Prompt.
The entries below need to be written out exactly, with no pictures included.
⁂
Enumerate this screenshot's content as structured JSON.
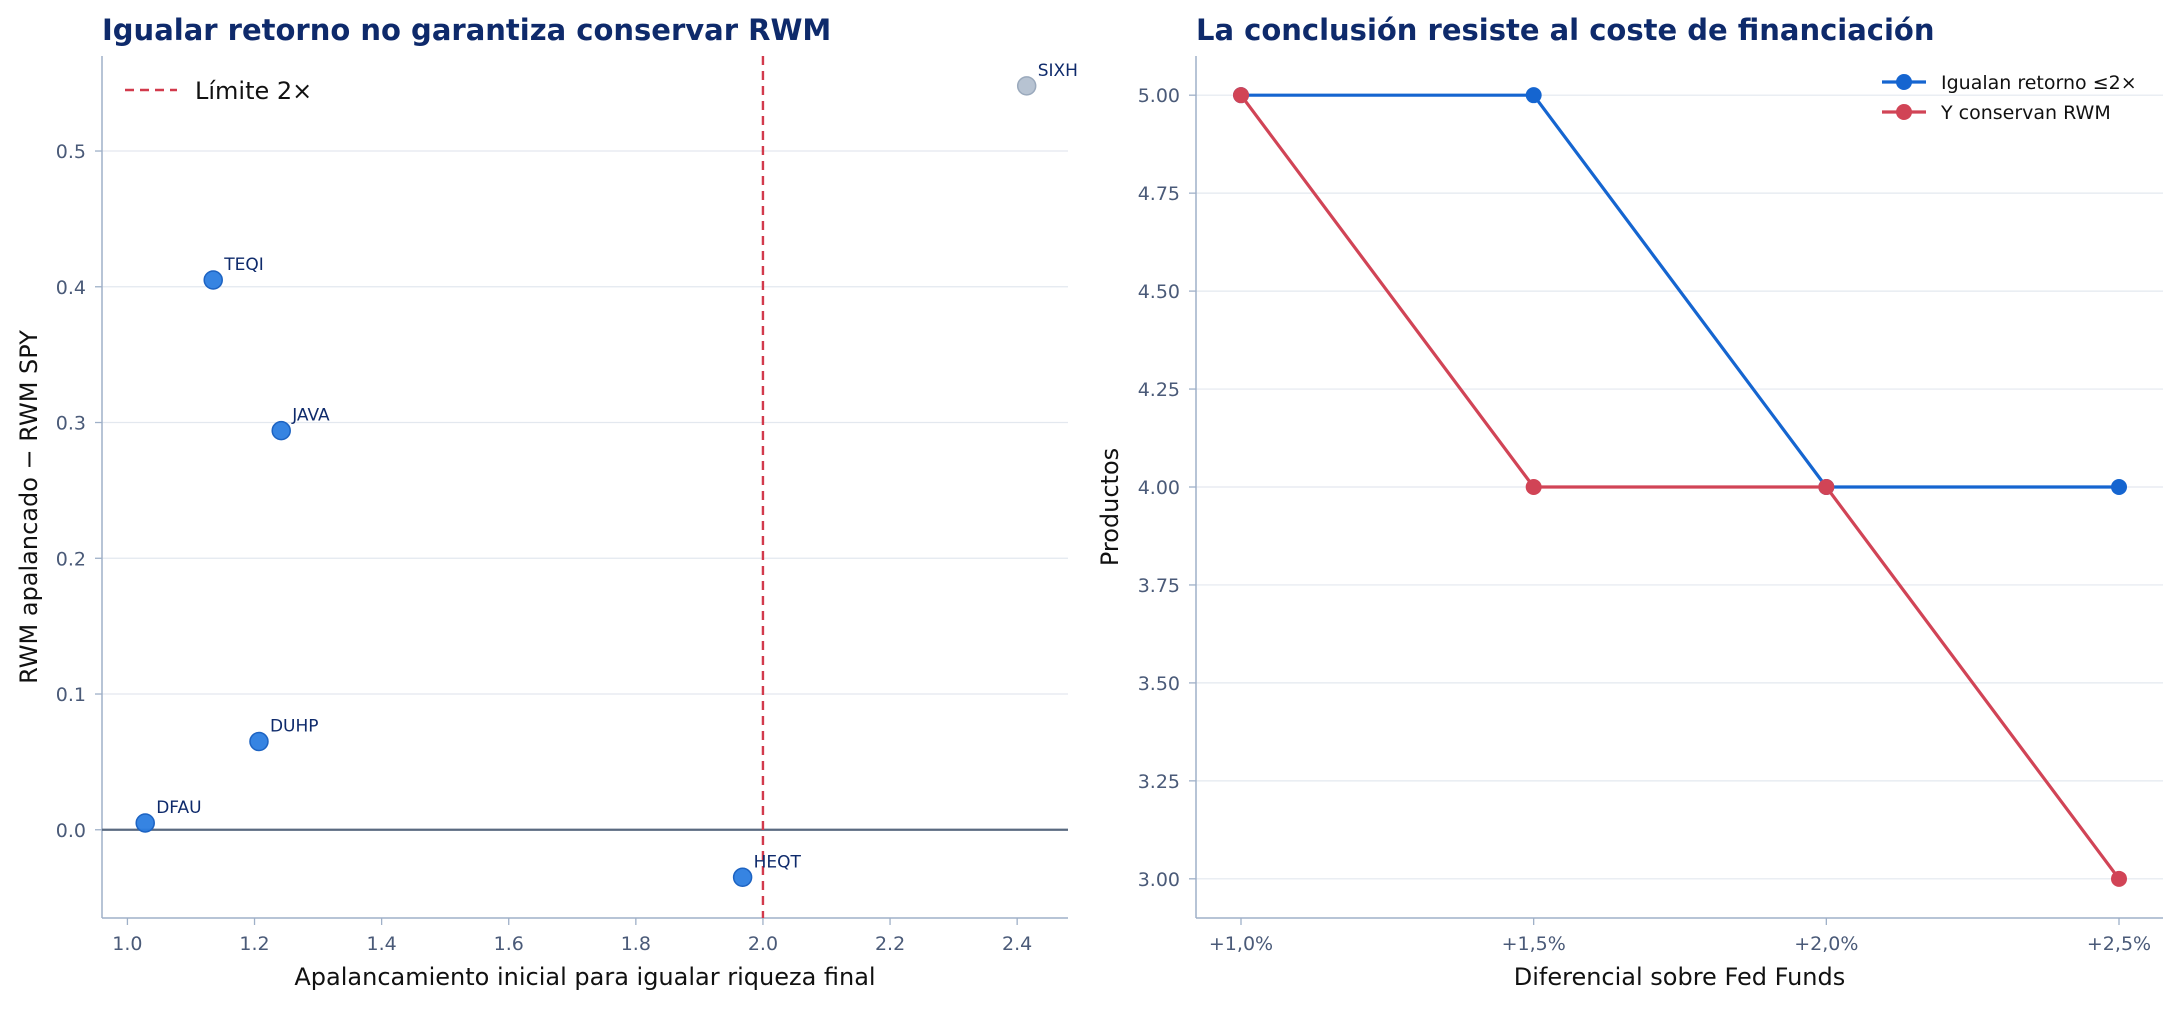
{
  "chart_data": [
    {
      "type": "scatter",
      "title": "Igualar retorno no garantiza conservar RWM",
      "xlabel": "Apalancamiento inicial para igualar riqueza final",
      "ylabel": "RWM apalancado − RWM SPY",
      "xlim": [
        0.96,
        2.48
      ],
      "ylim": [
        -0.065,
        0.57
      ],
      "xticks": [
        "1.0",
        "1.2",
        "1.4",
        "1.6",
        "1.8",
        "2.0",
        "2.2",
        "2.4"
      ],
      "yticks": [
        "0.0",
        "0.1",
        "0.2",
        "0.3",
        "0.4",
        "0.5"
      ],
      "grid": "horizontal",
      "reference_line": {
        "x": 2.0,
        "label": "Límite 2×",
        "color": "#d23a4c"
      },
      "baseline_y": 0.0,
      "legend_position": "top-left",
      "points": [
        {
          "label": "TEQI",
          "x": 1.135,
          "y": 0.405,
          "color": "#2b7de0"
        },
        {
          "label": "JAVA",
          "x": 1.242,
          "y": 0.294,
          "color": "#2b7de0"
        },
        {
          "label": "DUHP",
          "x": 1.207,
          "y": 0.065,
          "color": "#2b7de0"
        },
        {
          "label": "DFAU",
          "x": 1.028,
          "y": 0.005,
          "color": "#2b7de0"
        },
        {
          "label": "HEQT",
          "x": 1.968,
          "y": -0.035,
          "color": "#2b7de0"
        },
        {
          "label": "SIXH",
          "x": 2.415,
          "y": 0.548,
          "color": "#b3c0d0"
        }
      ]
    },
    {
      "type": "line",
      "title": "La conclusión resiste al coste de financiación",
      "xlabel": "Diferencial sobre Fed Funds",
      "ylabel": "Productos",
      "categories": [
        "+1,0%",
        "+1,5%",
        "+2,0%",
        "+2,5%"
      ],
      "ylim": [
        2.9,
        5.1
      ],
      "yticks": [
        "3.00",
        "3.25",
        "3.50",
        "3.75",
        "4.00",
        "4.25",
        "4.50",
        "4.75",
        "5.00"
      ],
      "grid": "horizontal",
      "legend_position": "top-right",
      "series": [
        {
          "name": "Igualan retorno ≤2×",
          "values": [
            5,
            5,
            4,
            4
          ],
          "color": "#1565d0"
        },
        {
          "name": "Y conservan RWM",
          "values": [
            5,
            4,
            4,
            3
          ],
          "color": "#d14456"
        }
      ]
    }
  ]
}
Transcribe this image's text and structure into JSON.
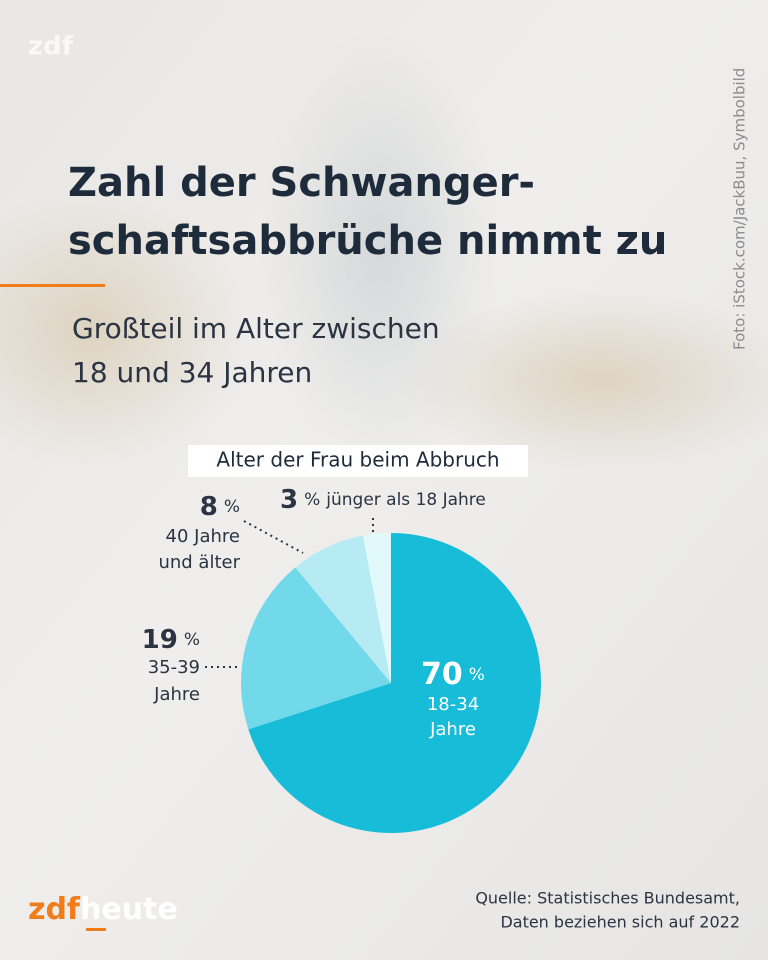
{
  "chart_data": {
    "type": "pie",
    "brand_top": "zdf",
    "photo_credit": "Foto: iStock.com/JackBuu, Symbolbild",
    "title": [
      "Zahl der Schwanger-",
      "schaftsabbrüche nimmt zu"
    ],
    "subtitle": [
      "Großteil im Alter zwischen",
      "18 und 34 Jahren"
    ],
    "chart_label": "Alter der Frau beim Abbruch",
    "unit": "%",
    "categories": [
      [
        "18-34",
        "Jahre"
      ],
      [
        "35-39",
        "Jahre"
      ],
      [
        "40 Jahre",
        "und älter"
      ],
      [
        "jünger als 18 Jahre"
      ]
    ],
    "values": [
      70,
      19,
      8,
      3
    ],
    "colors": [
      "#16bcd8",
      "#72d9ea",
      "#b6ebf4",
      "#e2f9fc"
    ],
    "logo": [
      "zdf",
      "heute"
    ],
    "source": [
      "Quelle: Statistisches Bundesamt,",
      "Daten beziehen sich auf 2022"
    ]
  }
}
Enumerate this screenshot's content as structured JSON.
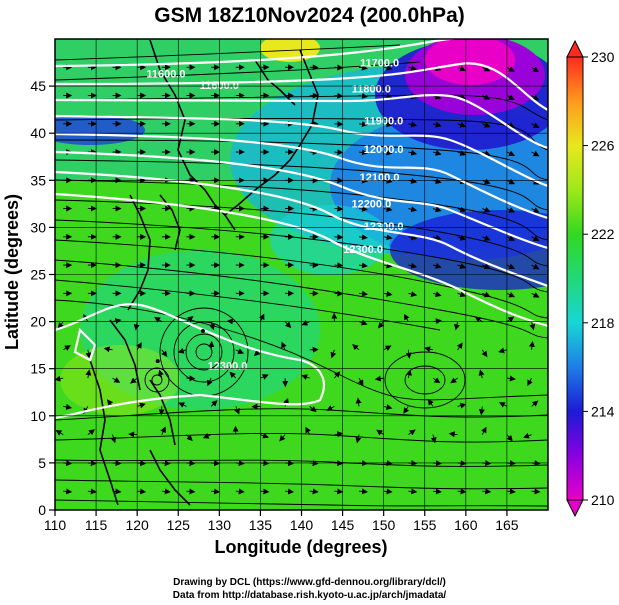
{
  "title": "GSM 18Z10Nov2024 (200.0hPa)",
  "credits": [
    "Drawing by DCL (https://www.gfd-dennou.org/library/dcl/)",
    "Data from http://database.rish.kyoto-u.ac.jp/arch/jmadata/"
  ],
  "axes": {
    "x_label": "Longitude (degrees)",
    "y_label": "Latitude  (degrees)",
    "x_ticks": [
      110,
      115,
      120,
      125,
      130,
      135,
      140,
      145,
      150,
      155,
      160,
      165
    ],
    "y_ticks": [
      0,
      5,
      10,
      15,
      20,
      25,
      30,
      35,
      40,
      45
    ],
    "x_range": [
      110,
      170
    ],
    "y_range": [
      0,
      50
    ]
  },
  "colorbar": {
    "ticks": [
      210,
      214,
      218,
      222,
      226,
      230
    ],
    "range": [
      210,
      230
    ],
    "colors": [
      "#e800c8",
      "#8a00e0",
      "#1b1bd6",
      "#1e7ee6",
      "#18d6d6",
      "#22d877",
      "#33d822",
      "#9ee81a",
      "#e8e81e",
      "#ff9a1e",
      "#ff2a1e"
    ]
  },
  "contour_labels": [
    {
      "text": "11600.0",
      "lon": 123.5,
      "lat": 45.9
    },
    {
      "text": "11600.0",
      "lon": 130,
      "lat": 44.7
    },
    {
      "text": "11700.0",
      "lon": 149.5,
      "lat": 47.1
    },
    {
      "text": "11800.0",
      "lon": 148.5,
      "lat": 44.3
    },
    {
      "text": "11900.0",
      "lon": 150,
      "lat": 40.9
    },
    {
      "text": "12000.0",
      "lon": 150,
      "lat": 37.9
    },
    {
      "text": "12100.0",
      "lon": 149.5,
      "lat": 34.9
    },
    {
      "text": "12200.0",
      "lon": 148.5,
      "lat": 32.1
    },
    {
      "text": "12300.0",
      "lon": 150,
      "lat": 29.7
    },
    {
      "text": "12300.0",
      "lon": 147.5,
      "lat": 27.3
    },
    {
      "text": "12300.0",
      "lon": 131,
      "lat": 14.9
    }
  ],
  "cyclones": [
    {
      "name": "circulation-typhoon-east",
      "lon": 128,
      "lat": 19
    },
    {
      "name": "circulation-typhoon-west",
      "lon": 122.5,
      "lat": 15.8
    }
  ]
}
⁂
Task answer.
Enumerate this screenshot's content as structured JSON.
{
  "chart_data": [
    {
      "type": "scatter",
      "title": "Igualar retorno no garantiza conservar RWM",
      "xlabel": "Apalancamiento inicial para igualar riqueza final",
      "ylabel": "RWM apalancado − RWM SPY",
      "xlim": [
        0.96,
        2.48
      ],
      "ylim": [
        -0.065,
        0.57
      ],
      "xticks": [
        "1.0",
        "1.2",
        "1.4",
        "1.6",
        "1.8",
        "2.0",
        "2.2",
        "2.4"
      ],
      "yticks": [
        "0.0",
        "0.1",
        "0.2",
        "0.3",
        "0.4",
        "0.5"
      ],
      "grid": "horizontal",
      "reference_line": {
        "x": 2.0,
        "label": "Límite 2×",
        "color": "#d23a4c"
      },
      "baseline_y": 0.0,
      "legend_position": "top-left",
      "points": [
        {
          "label": "TEQI",
          "x": 1.135,
          "y": 0.405,
          "color": "#2b7de0"
        },
        {
          "label": "JAVA",
          "x": 1.242,
          "y": 0.294,
          "color": "#2b7de0"
        },
        {
          "label": "DUHP",
          "x": 1.207,
          "y": 0.065,
          "color": "#2b7de0"
        },
        {
          "label": "DFAU",
          "x": 1.028,
          "y": 0.005,
          "color": "#2b7de0"
        },
        {
          "label": "HEQT",
          "x": 1.968,
          "y": -0.035,
          "color": "#2b7de0"
        },
        {
          "label": "SIXH",
          "x": 2.415,
          "y": 0.548,
          "color": "#b3c0d0"
        }
      ]
    },
    {
      "type": "line",
      "title": "La conclusión resiste al coste de financiación",
      "xlabel": "Diferencial sobre Fed Funds",
      "ylabel": "Productos",
      "categories": [
        "+1,0%",
        "+1,5%",
        "+2,0%",
        "+2,5%"
      ],
      "ylim": [
        2.9,
        5.1
      ],
      "yticks": [
        "3.00",
        "3.25",
        "3.50",
        "3.75",
        "4.00",
        "4.25",
        "4.50",
        "4.75",
        "5.00"
      ],
      "grid": "horizontal",
      "legend_position": "top-right",
      "series": [
        {
          "name": "Igualan retorno ≤2×",
          "values": [
            5,
            5,
            4,
            4
          ],
          "color": "#1565d0"
        },
        {
          "name": "Y conservan RWM",
          "values": [
            5,
            4,
            4,
            3
          ],
          "color": "#d14456"
        }
      ]
    }
  ]
}
Transcribe this image's text and structure into JSON.
{
  "chart_data": {
    "type": "pie",
    "brand_top": "zdf",
    "photo_credit": "Foto: iStock.com/JackBuu, Symbolbild",
    "title": [
      "Zahl der Schwanger-",
      "schaftsabbrüche nimmt zu"
    ],
    "subtitle": [
      "Großteil im Alter zwischen",
      "18 und 34 Jahren"
    ],
    "chart_label": "Alter der Frau beim Abbruch",
    "unit": "%",
    "categories": [
      [
        "18-34",
        "Jahre"
      ],
      [
        "35-39",
        "Jahre"
      ],
      [
        "40 Jahre",
        "und älter"
      ],
      [
        "jünger als 18 Jahre"
      ]
    ],
    "values": [
      70,
      19,
      8,
      3
    ],
    "colors": [
      "#16bcd8",
      "#72d9ea",
      "#b6ebf4",
      "#e2f9fc"
    ],
    "logo": [
      "zdf",
      "heute"
    ],
    "source": [
      "Quelle: Statistisches Bundesamt,",
      "Daten beziehen sich auf 2022"
    ]
  }
}
Enumerate this screenshot's content as structured JSON.
{
  "title": "GSM 18Z10Nov2024 (200.0hPa)",
  "credits": [
    "Drawing by DCL (https://www.gfd-dennou.org/library/dcl/)",
    "Data from http://database.rish.kyoto-u.ac.jp/arch/jmadata/"
  ],
  "axes": {
    "x_label": "Longitude (degrees)",
    "y_label": "Latitude  (degrees)",
    "x_ticks": [
      110,
      115,
      120,
      125,
      130,
      135,
      140,
      145,
      150,
      155,
      160,
      165
    ],
    "y_ticks": [
      0,
      5,
      10,
      15,
      20,
      25,
      30,
      35,
      40,
      45
    ],
    "x_range": [
      110,
      170
    ],
    "y_range": [
      0,
      50
    ]
  },
  "colorbar": {
    "ticks": [
      210,
      214,
      218,
      222,
      226,
      230
    ],
    "range": [
      210,
      230
    ],
    "colors": [
      "#e800c8",
      "#8a00e0",
      "#1b1bd6",
      "#1e7ee6",
      "#18d6d6",
      "#22d877",
      "#33d822",
      "#9ee81a",
      "#e8e81e",
      "#ff9a1e",
      "#ff2a1e"
    ]
  },
  "contour_labels": [
    {
      "text": "11600.0",
      "lon": 123.5,
      "lat": 45.9
    },
    {
      "text": "11600.0",
      "lon": 130,
      "lat": 44.7
    },
    {
      "text": "11700.0",
      "lon": 149.5,
      "lat": 47.1
    },
    {
      "text": "11800.0",
      "lon": 148.5,
      "lat": 44.3
    },
    {
      "text": "11900.0",
      "lon": 150,
      "lat": 40.9
    },
    {
      "text": "12000.0",
      "lon": 150,
      "lat": 37.9
    },
    {
      "text": "12100.0",
      "lon": 149.5,
      "lat": 34.9
    },
    {
      "text": "12200.0",
      "lon": 148.5,
      "lat": 32.1
    },
    {
      "text": "12300.0",
      "lon": 150,
      "lat": 29.7
    },
    {
      "text": "12300.0",
      "lon": 147.5,
      "lat": 27.3
    },
    {
      "text": "12300.0",
      "lon": 131,
      "lat": 14.9
    }
  ],
  "cyclones": [
    {
      "name": "circulation-typhoon-east",
      "lon": 128,
      "lat": 19
    },
    {
      "name": "circulation-typhoon-west",
      "lon": 122.5,
      "lat": 15.8
    }
  ]
}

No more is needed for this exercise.